[Dataset rows]
^^^^

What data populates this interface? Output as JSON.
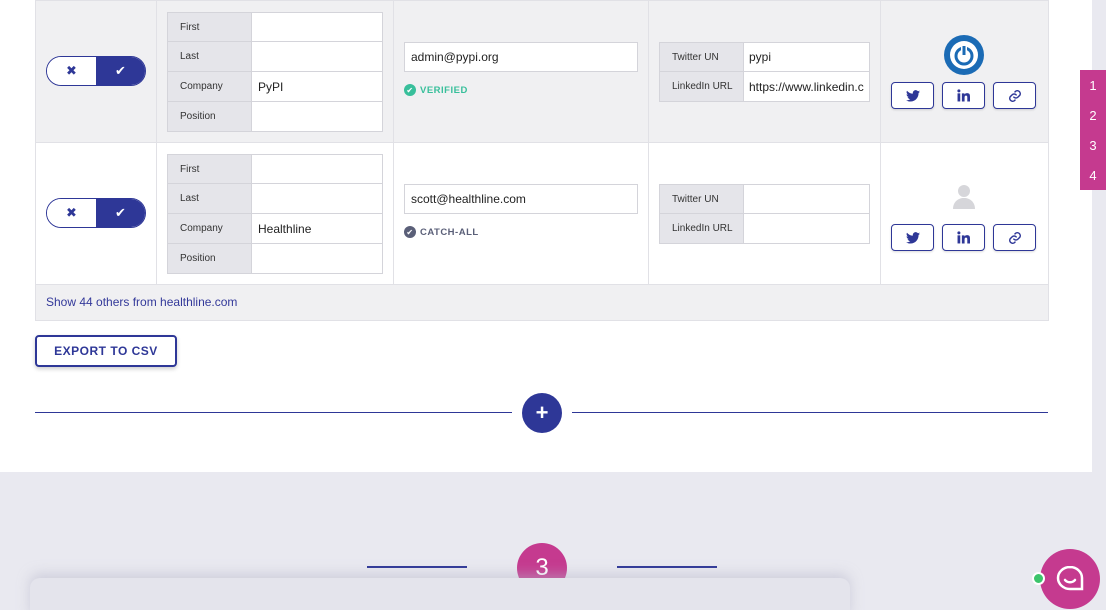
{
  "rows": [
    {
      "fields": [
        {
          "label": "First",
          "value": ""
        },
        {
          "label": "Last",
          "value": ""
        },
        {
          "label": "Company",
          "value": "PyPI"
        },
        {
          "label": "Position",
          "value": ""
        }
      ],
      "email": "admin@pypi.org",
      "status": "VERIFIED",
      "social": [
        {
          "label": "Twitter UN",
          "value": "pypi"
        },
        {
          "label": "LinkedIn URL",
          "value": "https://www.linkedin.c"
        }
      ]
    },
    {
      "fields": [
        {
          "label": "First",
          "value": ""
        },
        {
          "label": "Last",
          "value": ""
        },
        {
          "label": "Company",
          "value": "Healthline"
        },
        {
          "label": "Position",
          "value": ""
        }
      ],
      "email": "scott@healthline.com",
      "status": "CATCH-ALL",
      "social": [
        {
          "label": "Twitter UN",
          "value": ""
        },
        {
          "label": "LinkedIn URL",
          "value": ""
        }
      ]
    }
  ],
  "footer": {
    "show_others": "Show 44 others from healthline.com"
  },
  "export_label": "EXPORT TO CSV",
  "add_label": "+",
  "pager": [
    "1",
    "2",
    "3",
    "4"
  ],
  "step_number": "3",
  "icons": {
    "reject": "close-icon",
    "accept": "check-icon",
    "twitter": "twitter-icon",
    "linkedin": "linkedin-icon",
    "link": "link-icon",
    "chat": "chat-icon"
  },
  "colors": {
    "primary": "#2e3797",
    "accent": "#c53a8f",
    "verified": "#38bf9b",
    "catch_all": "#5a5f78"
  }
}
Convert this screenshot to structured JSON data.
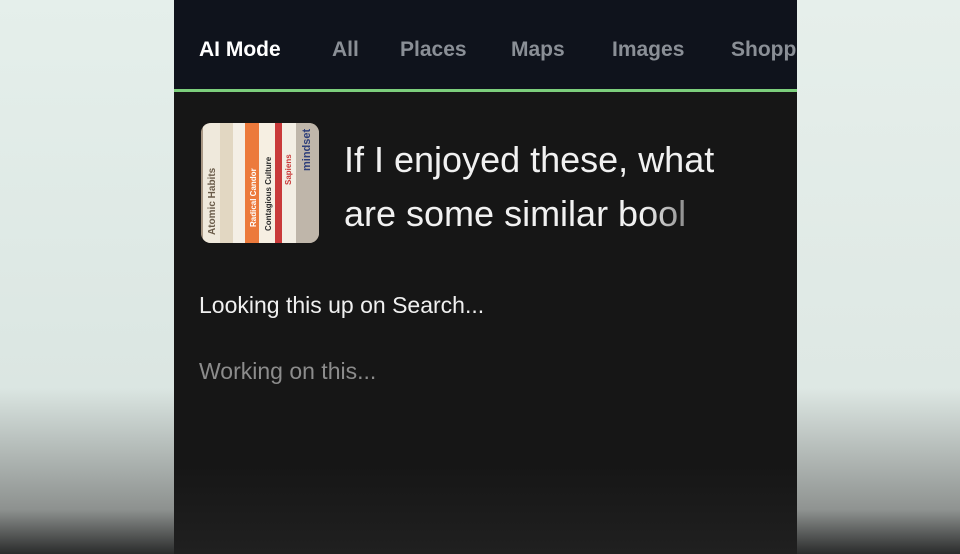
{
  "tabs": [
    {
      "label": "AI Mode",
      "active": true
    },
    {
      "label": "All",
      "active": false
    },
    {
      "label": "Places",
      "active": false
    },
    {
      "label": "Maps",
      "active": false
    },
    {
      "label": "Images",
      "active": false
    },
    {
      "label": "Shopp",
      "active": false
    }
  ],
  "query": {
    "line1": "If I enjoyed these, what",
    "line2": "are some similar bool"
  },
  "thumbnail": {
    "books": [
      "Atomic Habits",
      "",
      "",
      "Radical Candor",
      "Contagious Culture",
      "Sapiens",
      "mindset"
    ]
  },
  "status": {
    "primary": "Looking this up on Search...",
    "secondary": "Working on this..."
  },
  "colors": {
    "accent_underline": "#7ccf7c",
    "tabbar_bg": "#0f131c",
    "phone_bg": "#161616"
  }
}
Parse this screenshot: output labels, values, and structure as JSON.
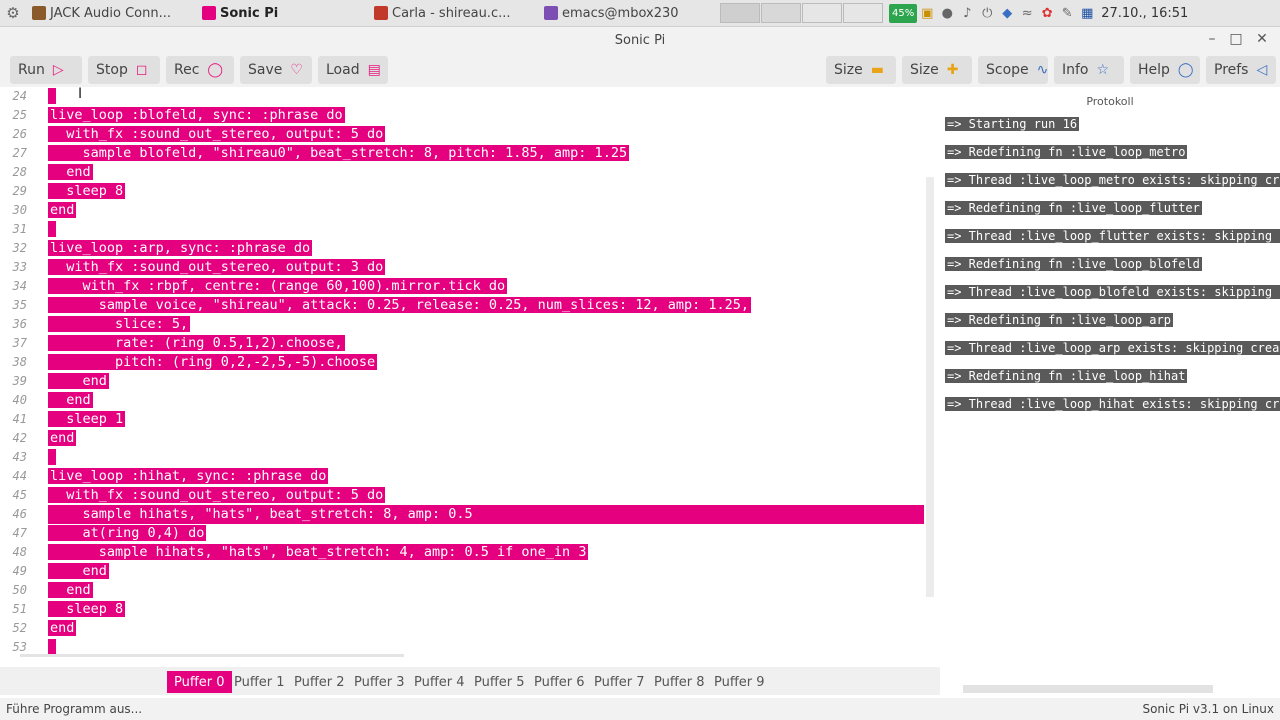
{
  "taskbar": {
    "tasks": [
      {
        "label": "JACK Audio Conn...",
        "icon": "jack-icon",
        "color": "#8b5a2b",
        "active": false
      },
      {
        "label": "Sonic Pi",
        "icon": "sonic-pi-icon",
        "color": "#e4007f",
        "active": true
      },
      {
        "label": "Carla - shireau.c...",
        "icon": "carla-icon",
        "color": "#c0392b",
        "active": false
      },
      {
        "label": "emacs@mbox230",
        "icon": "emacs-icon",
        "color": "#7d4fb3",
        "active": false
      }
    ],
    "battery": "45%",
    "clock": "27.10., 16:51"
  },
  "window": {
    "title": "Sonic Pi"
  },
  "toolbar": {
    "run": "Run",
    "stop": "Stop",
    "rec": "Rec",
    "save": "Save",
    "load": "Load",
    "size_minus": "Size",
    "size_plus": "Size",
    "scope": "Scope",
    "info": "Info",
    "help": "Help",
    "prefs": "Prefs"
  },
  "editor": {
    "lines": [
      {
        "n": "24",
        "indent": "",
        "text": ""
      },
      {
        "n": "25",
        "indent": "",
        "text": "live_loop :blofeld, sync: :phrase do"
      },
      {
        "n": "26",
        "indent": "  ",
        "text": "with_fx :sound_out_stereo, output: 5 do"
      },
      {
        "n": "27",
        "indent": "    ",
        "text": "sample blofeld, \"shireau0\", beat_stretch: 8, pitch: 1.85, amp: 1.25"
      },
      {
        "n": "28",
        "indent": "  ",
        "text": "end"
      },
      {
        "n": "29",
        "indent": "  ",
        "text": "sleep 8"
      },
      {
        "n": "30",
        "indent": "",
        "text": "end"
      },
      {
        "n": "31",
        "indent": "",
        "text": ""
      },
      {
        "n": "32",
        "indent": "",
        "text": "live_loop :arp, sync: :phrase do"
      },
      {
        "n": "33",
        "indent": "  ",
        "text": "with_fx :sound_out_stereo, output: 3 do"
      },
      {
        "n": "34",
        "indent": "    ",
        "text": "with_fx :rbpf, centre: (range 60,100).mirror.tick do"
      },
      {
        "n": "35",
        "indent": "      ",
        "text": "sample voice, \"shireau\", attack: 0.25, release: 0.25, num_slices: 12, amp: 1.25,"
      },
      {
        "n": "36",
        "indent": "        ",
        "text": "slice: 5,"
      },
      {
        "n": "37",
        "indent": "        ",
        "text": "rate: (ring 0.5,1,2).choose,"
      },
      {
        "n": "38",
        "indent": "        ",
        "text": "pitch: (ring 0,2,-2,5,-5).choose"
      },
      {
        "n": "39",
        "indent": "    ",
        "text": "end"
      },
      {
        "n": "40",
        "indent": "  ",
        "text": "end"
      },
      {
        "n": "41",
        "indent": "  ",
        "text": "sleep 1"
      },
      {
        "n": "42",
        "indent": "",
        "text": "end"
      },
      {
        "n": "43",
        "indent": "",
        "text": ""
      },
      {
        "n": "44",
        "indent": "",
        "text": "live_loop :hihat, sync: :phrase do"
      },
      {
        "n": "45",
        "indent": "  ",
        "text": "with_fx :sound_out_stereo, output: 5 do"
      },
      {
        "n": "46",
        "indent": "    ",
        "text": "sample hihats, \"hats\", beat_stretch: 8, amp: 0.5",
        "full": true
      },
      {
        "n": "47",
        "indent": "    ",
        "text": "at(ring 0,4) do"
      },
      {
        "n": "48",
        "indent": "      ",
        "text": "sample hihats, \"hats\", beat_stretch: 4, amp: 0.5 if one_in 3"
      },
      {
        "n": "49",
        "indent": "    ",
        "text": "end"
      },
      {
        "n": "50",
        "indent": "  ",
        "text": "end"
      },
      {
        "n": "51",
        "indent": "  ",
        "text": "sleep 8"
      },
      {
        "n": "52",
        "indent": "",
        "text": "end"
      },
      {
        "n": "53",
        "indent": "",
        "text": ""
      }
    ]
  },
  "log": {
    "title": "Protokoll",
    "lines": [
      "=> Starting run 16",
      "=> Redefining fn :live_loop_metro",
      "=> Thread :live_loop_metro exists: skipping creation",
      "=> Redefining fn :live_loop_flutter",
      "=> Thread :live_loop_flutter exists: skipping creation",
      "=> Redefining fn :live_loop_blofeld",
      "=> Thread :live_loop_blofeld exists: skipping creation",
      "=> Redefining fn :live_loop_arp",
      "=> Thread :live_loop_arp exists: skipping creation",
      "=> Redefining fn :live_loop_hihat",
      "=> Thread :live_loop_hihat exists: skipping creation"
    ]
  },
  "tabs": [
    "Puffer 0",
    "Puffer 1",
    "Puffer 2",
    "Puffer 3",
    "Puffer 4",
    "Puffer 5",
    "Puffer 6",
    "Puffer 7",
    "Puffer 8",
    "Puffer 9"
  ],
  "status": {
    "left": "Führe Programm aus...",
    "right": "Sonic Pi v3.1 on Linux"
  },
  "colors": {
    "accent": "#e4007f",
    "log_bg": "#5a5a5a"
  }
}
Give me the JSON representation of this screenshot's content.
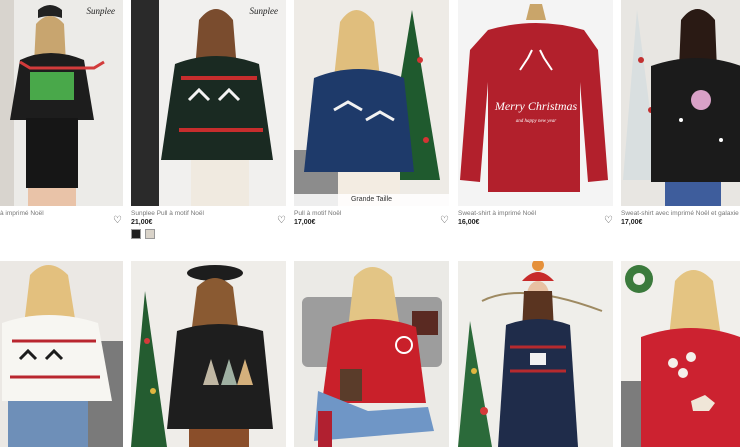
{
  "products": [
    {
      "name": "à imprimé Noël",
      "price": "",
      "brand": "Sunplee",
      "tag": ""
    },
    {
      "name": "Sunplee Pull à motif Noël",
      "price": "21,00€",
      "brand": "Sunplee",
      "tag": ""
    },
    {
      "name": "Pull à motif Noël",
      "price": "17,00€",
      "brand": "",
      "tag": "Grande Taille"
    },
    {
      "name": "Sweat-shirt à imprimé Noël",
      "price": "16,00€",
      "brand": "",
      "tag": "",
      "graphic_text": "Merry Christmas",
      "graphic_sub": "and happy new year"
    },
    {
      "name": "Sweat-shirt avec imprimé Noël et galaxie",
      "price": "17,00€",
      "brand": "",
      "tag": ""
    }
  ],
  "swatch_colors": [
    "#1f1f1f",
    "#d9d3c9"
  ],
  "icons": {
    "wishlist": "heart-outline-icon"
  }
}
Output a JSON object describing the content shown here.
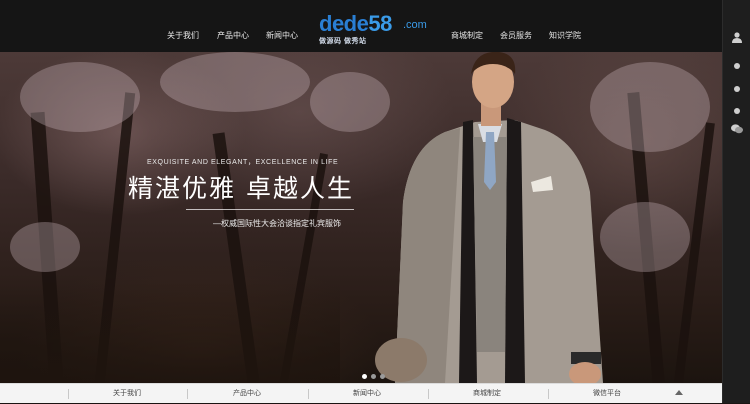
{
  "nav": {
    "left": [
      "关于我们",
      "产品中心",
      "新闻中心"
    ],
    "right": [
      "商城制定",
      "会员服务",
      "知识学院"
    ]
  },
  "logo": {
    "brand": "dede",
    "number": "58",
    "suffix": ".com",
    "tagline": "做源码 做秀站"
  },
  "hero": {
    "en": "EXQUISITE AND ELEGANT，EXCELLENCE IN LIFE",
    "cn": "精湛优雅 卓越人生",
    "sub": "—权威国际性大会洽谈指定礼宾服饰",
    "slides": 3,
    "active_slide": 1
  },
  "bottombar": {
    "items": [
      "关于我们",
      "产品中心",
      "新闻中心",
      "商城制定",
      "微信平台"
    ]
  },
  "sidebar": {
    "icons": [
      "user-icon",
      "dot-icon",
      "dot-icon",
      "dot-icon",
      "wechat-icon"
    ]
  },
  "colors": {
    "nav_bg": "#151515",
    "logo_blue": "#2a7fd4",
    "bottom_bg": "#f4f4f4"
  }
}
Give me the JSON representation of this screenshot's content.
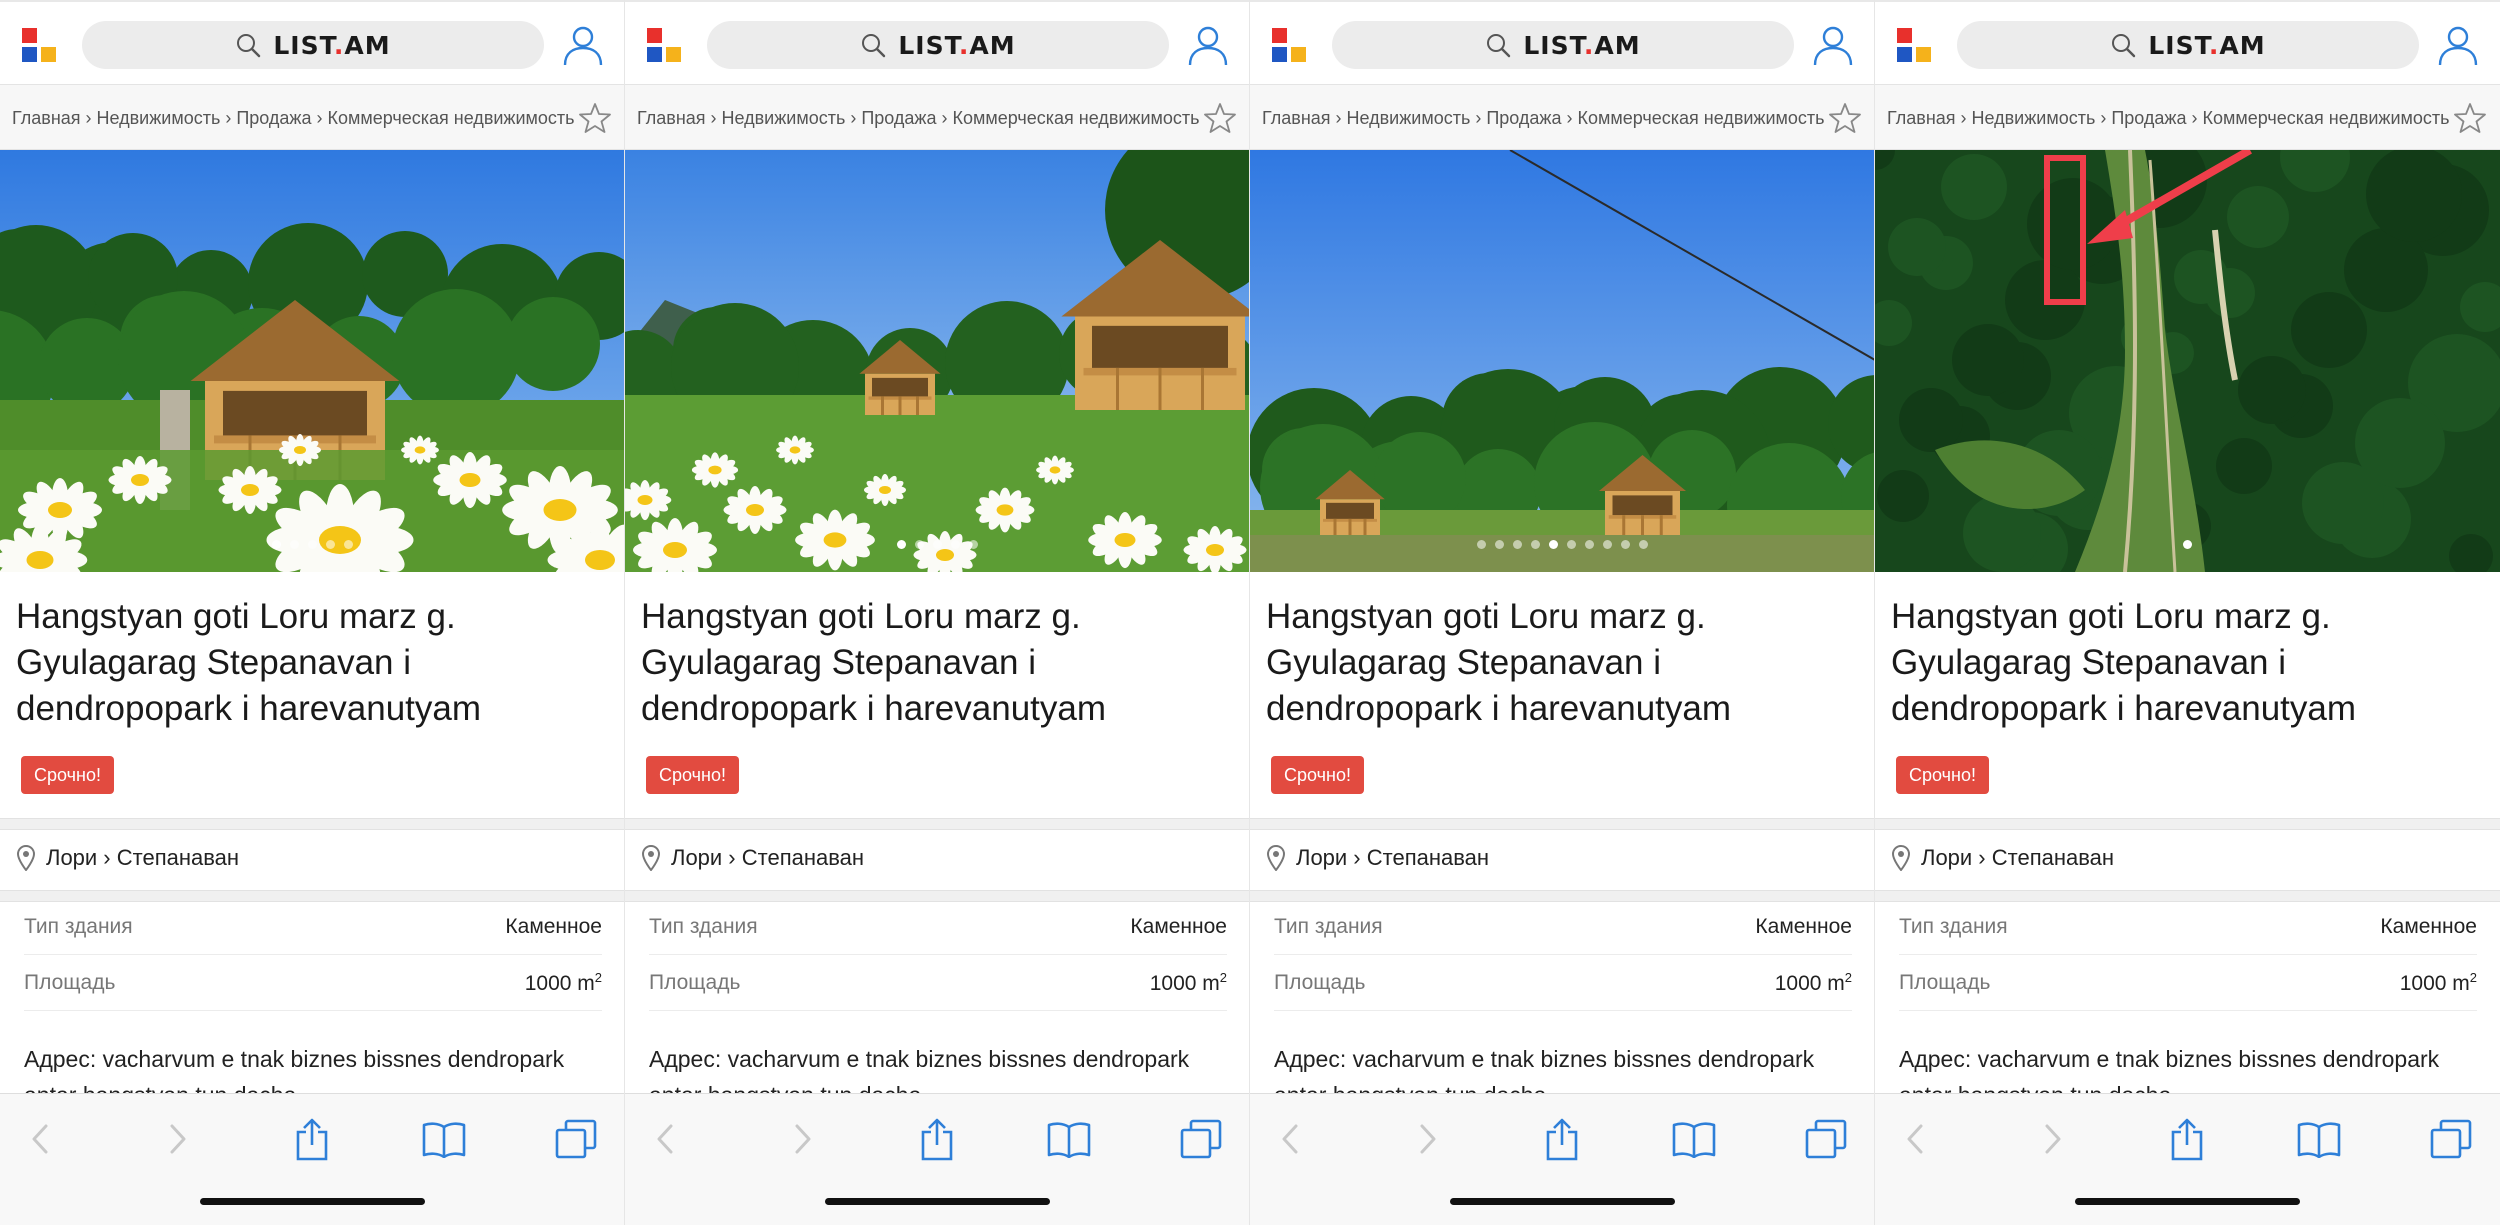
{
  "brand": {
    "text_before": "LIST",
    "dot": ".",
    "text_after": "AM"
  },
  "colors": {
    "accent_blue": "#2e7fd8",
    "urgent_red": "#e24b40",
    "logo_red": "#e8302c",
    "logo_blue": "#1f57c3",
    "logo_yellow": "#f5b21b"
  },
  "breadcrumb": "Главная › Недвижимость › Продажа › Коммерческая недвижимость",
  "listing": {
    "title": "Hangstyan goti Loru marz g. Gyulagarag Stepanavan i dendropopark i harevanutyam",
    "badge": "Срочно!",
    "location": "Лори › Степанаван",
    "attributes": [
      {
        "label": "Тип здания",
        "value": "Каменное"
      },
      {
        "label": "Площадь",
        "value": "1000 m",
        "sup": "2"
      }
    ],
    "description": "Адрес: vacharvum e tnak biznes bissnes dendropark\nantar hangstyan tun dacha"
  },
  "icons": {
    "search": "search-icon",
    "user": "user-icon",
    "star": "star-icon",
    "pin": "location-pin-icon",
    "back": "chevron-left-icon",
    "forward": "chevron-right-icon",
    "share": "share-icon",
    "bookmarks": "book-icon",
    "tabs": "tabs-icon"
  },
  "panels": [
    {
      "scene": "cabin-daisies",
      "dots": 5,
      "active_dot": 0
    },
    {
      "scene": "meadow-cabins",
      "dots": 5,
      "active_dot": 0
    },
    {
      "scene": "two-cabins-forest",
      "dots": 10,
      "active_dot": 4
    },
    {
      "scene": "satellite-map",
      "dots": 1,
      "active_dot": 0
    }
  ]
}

^^^^

INSTRUCTION
Scan the material above for the word "exists". Copy each line where it occurs.

CORRECT ANSWER
      "=> Thread :live_loop_metro exists: skipping creation",
      "=> Thread :live_loop_flutter exists: skipping creation",
      "=> Thread :live_loop_blofeld exists: skipping creation",
      "=> Thread :live_loop_arp exists: skipping creation",
      "=> Thread :live_loop_hihat exists: skipping creation"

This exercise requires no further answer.